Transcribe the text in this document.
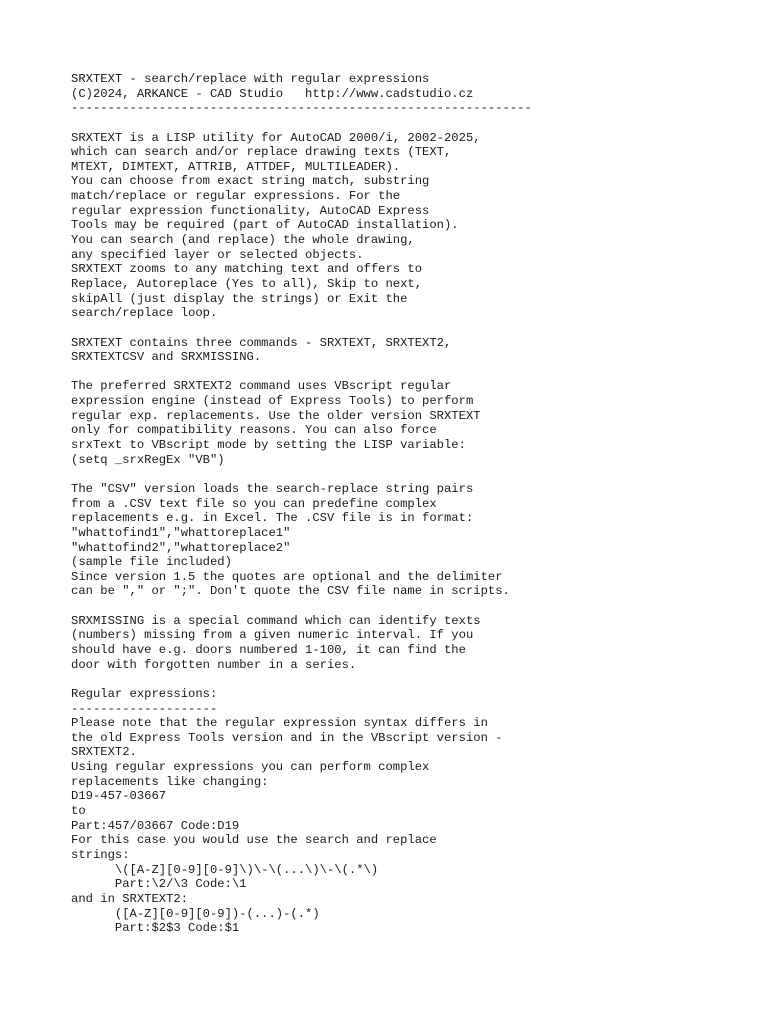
SRXTEXT - search/replace with regular expressions
(C)2024, ARKANCE - CAD Studio   http://www.cadstudio.cz
---------------------------------------------------------------
SRXTEXT is a LISP utility for AutoCAD 2000/i, 2002-2025,
which can search and/or replace drawing texts (TEXT,
MTEXT, DIMTEXT, ATTRIB, ATTDEF, MULTILEADER).
You can choose from exact string match, substring
match/replace or regular expressions. For the
regular expression functionality, AutoCAD Express
Tools may be required (part of AutoCAD installation).
You can search (and replace) the whole drawing,
any specified layer or selected objects.
SRXTEXT zooms to any matching text and offers to
Replace, Autoreplace (Yes to all), Skip to next,
skipAll (just display the strings) or Exit the
search/replace loop.
SRXTEXT contains three commands - SRXTEXT, SRXTEXT2,
SRXTEXTCSV and SRXMISSING.
The preferred SRXTEXT2 command uses VBscript regular
expression engine (instead of Express Tools) to perform
regular exp. replacements. Use the older version SRXTEXT
only for compatibility reasons. You can also force
srxText to VBscript mode by setting the LISP variable:
(setq _srxRegEx "VB")
The "CSV" version loads the search-replace string pairs
from a .CSV text file so you can predefine complex
replacements e.g. in Excel. The .CSV file is in format:
"whattofind1","whattoreplace1"
"whattofind2","whattoreplace2"
(sample file included)
Since version 1.5 the quotes are optional and the delimiter
can be "," or ";". Don't quote the CSV file name in scripts.
SRXMISSING is a special command which can identify texts
(numbers) missing from a given numeric interval. If you
should have e.g. doors numbered 1-100, it can find the
door with forgotten number in a series.
Regular expressions:
--------------------
Please note that the regular expression syntax differs in
the old Express Tools version and in the VBscript version -
SRXTEXT2.
Using regular expressions you can perform complex
replacements like changing:
D19-457-03667
to
Part:457/03667 Code:D19
For this case you would use the search and replace
strings:
\([A-Z][0-9][0-9]\)\-\(...\)\-\(.*\)
Part:\2/\3 Code:\1
and in SRXTEXT2:
([A-Z][0-9][0-9])-(...)-(.*)
Part:$2$3 Code:$1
# # #
_Written task_.
Copy out each line in the preceding records that contains "AutoCAD".

_The answer_.
SRXTEXT is a LISP utility for AutoCAD 2000/i, 2002-2025,
regular expression functionality, AutoCAD Express
Tools may be required (part of AutoCAD installation).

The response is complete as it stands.